** Start LISTING **

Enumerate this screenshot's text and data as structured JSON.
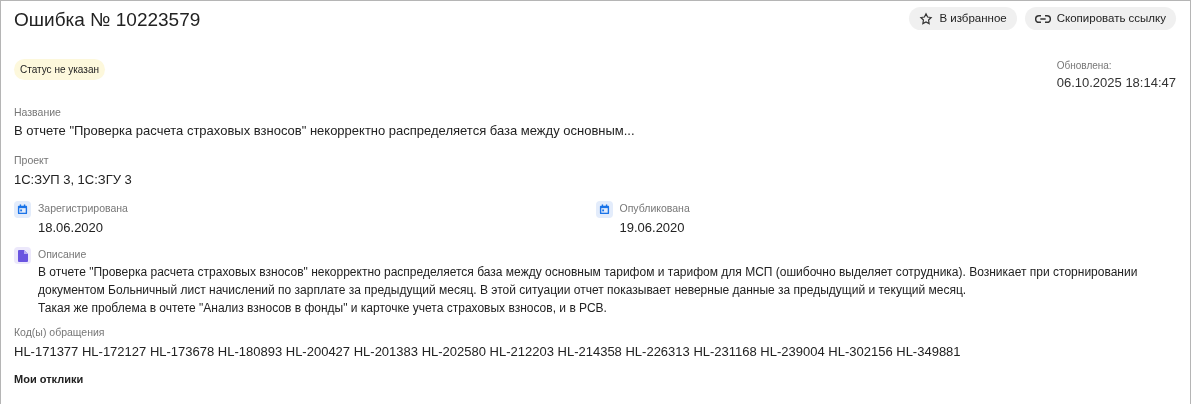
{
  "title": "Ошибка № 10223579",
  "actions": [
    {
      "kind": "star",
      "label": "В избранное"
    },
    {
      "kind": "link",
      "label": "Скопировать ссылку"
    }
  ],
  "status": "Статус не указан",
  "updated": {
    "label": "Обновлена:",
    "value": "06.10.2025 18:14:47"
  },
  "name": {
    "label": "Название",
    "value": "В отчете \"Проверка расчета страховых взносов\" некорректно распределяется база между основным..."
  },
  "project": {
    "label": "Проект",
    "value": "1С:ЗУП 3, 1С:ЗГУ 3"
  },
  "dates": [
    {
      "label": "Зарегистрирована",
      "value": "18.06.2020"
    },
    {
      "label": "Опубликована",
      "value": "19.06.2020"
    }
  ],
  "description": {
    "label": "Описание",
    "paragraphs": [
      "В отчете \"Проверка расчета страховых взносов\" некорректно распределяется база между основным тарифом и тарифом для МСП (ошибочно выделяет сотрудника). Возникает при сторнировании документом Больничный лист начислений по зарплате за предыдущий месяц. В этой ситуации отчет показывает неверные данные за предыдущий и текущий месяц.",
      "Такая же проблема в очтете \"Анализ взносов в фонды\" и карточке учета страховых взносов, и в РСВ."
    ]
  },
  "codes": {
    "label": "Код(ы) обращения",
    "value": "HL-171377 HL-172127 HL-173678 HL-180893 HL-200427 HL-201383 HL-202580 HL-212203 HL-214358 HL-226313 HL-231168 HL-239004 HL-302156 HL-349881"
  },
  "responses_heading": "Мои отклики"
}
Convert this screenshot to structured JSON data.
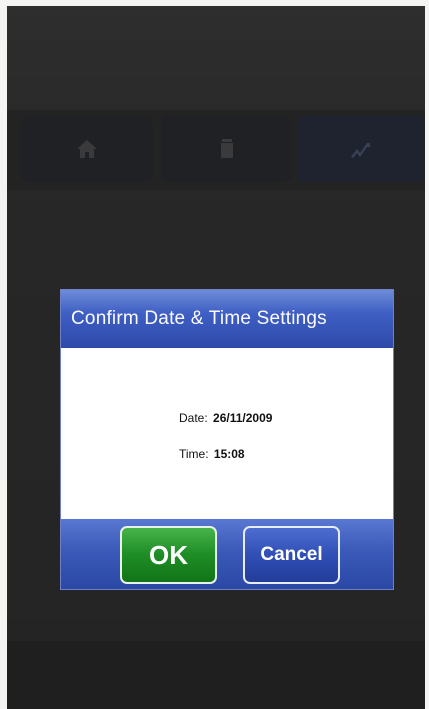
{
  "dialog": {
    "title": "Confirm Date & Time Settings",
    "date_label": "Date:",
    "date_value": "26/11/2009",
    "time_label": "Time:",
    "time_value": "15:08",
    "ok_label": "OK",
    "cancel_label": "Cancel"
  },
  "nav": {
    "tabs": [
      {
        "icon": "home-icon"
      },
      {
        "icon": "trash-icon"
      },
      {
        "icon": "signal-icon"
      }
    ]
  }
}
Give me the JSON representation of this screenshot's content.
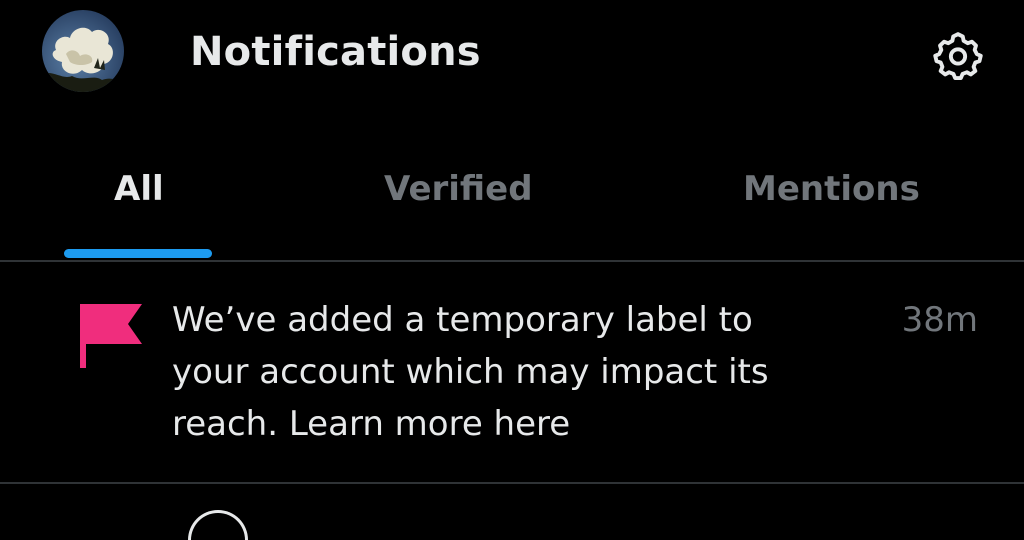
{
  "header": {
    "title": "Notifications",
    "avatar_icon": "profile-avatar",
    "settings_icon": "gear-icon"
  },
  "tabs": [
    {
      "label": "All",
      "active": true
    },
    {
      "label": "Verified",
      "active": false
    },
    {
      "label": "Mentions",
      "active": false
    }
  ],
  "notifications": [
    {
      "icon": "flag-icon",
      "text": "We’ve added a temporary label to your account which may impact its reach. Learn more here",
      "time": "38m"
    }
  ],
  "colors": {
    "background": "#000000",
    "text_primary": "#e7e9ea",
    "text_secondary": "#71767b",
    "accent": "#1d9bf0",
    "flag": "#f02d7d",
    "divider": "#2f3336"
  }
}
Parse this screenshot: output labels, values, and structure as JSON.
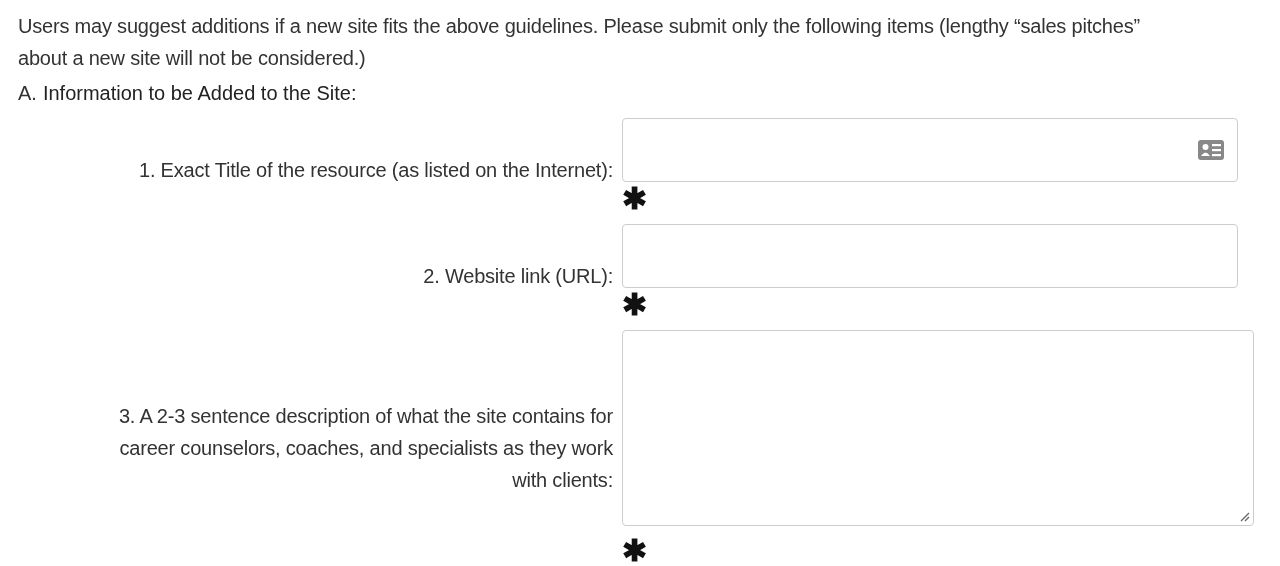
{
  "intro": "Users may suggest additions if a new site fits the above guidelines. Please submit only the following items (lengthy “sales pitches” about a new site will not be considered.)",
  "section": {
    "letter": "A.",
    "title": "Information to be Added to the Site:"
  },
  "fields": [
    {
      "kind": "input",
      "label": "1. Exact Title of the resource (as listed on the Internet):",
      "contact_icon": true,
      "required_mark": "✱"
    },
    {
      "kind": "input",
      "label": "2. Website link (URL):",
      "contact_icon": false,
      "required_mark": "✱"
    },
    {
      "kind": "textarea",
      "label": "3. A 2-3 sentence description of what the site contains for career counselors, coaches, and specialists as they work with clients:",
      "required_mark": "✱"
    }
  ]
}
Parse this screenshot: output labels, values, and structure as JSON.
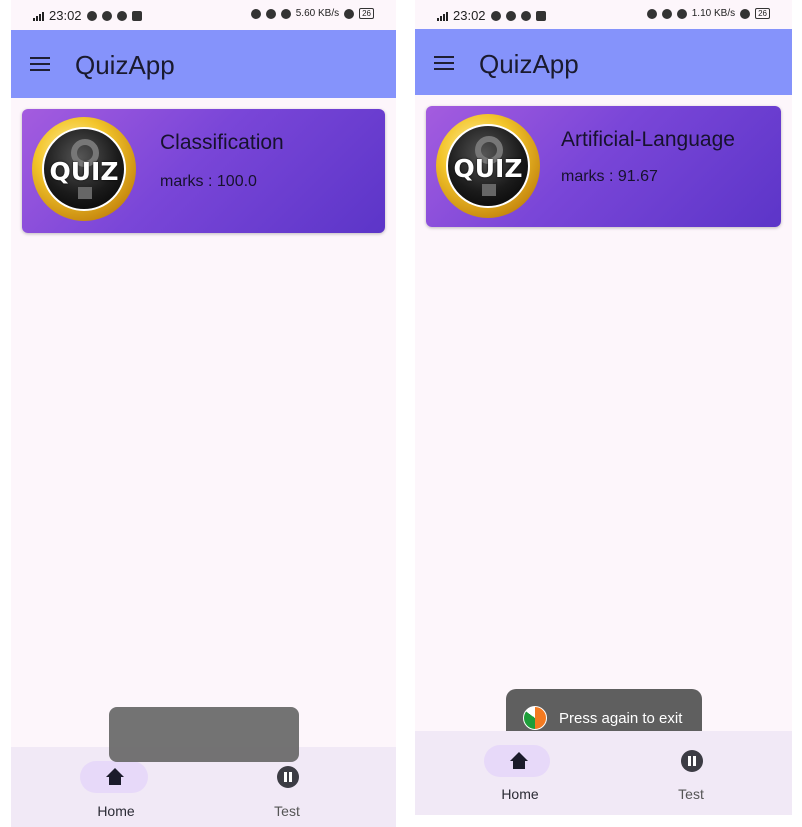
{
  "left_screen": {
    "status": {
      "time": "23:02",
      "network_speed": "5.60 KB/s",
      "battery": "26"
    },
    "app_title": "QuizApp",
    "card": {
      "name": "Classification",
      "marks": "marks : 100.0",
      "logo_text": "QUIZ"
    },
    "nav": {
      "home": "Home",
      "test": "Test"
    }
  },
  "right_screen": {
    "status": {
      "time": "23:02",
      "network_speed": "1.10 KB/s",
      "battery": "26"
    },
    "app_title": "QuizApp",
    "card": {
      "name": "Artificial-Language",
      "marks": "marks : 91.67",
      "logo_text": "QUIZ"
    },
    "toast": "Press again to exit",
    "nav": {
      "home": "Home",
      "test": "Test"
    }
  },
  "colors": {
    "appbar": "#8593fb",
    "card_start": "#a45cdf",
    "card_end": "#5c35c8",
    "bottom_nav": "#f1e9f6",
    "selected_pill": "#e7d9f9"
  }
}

** End LISTING **

### INSTRUCTIONS TO FOLLOW
Show the lines where the word "основным" appears in the entries.

### RESPONSE
    "value": "В отчете \"Проверка расчета страховых взносов\" некорректно распределяется база между основным..."
      "В отчете \"Проверка расчета страховых взносов\" некорректно распределяется база между основным тарифом и тарифом для МСП (ошибочно выделяет сотрудника). Возникает при сторнировании документом Больничный лист начислений по зарплате за предыдущий месяц. В этой ситуации отчет показывает неверные данные за предыдущий и текущий месяц.",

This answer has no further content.